§ **WHAT NEEDS TO BE DONE**:
Pull every line of the entries that has the word "garage".

§ **TASK INPUTS**:
———
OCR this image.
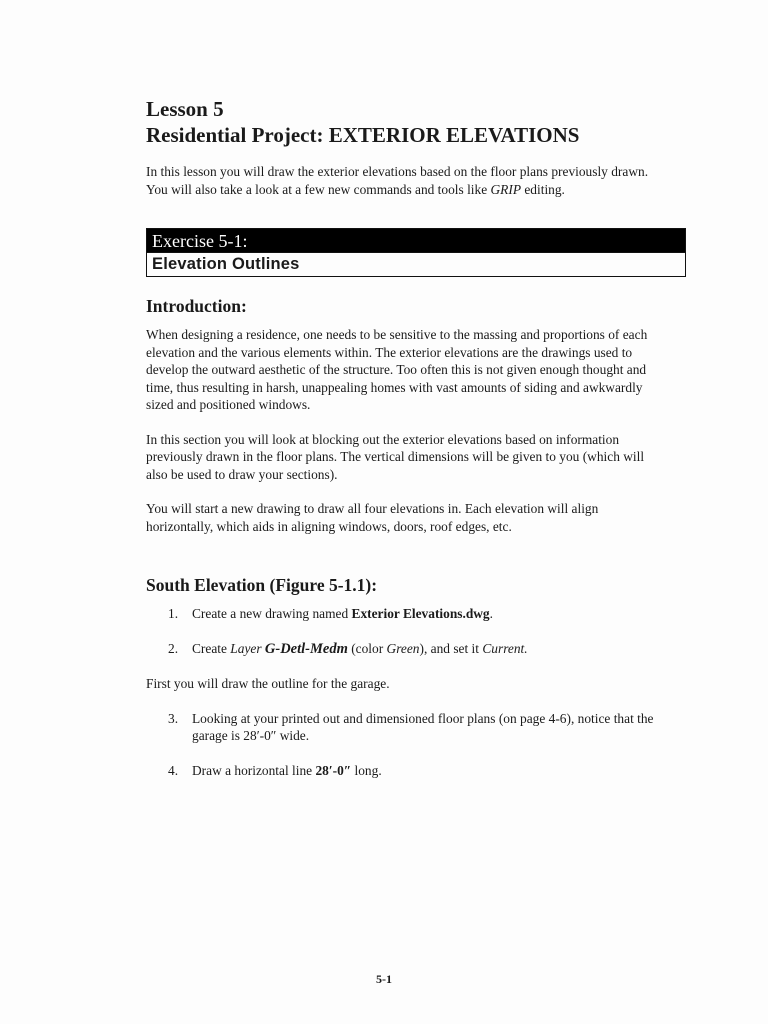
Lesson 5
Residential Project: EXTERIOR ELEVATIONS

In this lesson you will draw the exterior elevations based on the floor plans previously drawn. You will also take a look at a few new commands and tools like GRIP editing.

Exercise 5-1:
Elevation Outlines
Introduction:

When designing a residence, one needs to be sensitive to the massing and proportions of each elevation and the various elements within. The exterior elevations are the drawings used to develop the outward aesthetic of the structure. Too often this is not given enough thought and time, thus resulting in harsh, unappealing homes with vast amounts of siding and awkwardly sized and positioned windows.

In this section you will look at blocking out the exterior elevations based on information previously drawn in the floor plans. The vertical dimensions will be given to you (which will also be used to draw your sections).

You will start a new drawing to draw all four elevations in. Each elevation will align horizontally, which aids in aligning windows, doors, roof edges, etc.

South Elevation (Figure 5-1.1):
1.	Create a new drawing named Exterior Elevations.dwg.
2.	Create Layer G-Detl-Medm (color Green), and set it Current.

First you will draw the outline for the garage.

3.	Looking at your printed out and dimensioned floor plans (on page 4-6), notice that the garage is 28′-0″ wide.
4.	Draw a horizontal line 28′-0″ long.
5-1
———
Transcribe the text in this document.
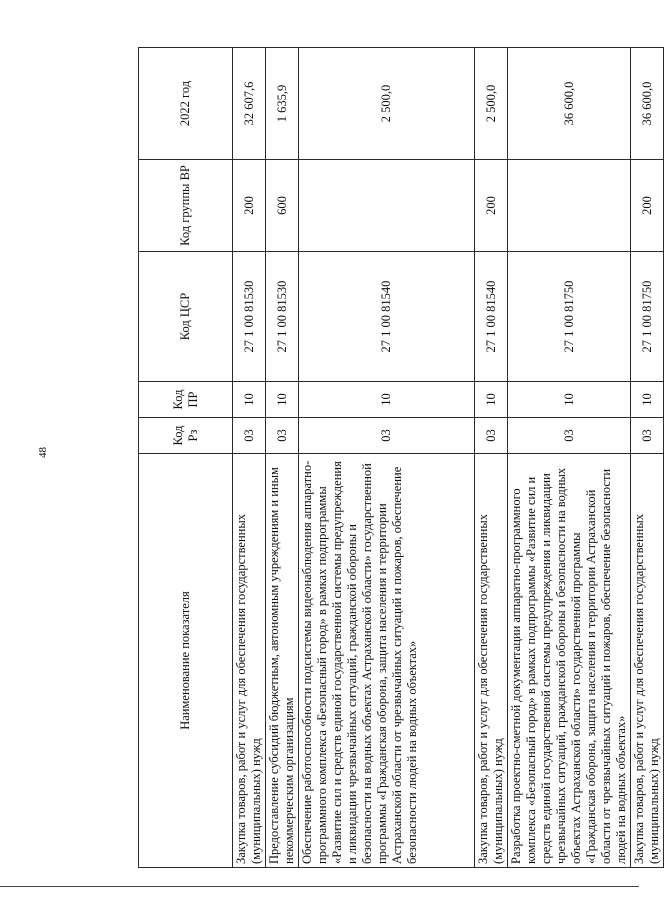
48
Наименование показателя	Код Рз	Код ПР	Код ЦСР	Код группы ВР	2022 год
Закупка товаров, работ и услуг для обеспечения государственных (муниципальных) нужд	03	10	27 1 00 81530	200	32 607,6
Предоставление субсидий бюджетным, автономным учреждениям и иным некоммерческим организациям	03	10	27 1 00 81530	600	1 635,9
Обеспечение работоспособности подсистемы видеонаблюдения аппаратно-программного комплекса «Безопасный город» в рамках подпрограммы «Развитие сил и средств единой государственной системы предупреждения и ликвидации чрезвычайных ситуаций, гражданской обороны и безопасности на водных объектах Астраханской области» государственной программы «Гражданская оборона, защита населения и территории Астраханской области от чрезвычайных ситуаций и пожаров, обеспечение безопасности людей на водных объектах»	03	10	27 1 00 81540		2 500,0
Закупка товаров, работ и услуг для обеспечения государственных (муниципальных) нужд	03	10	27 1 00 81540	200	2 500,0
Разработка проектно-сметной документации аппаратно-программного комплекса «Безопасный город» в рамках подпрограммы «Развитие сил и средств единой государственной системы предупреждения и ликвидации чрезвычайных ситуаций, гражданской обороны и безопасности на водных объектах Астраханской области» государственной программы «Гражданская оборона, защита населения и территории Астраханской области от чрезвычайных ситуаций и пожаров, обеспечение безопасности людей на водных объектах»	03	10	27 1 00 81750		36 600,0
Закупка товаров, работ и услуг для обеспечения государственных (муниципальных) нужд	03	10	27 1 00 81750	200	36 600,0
———
§ **EXERCISE OUTPUT**:
First you will draw the outline for the garage.
3.	Looking at your printed out and dimensioned floor plans (on page 4-6), notice that the garage is 28′-0″ wide.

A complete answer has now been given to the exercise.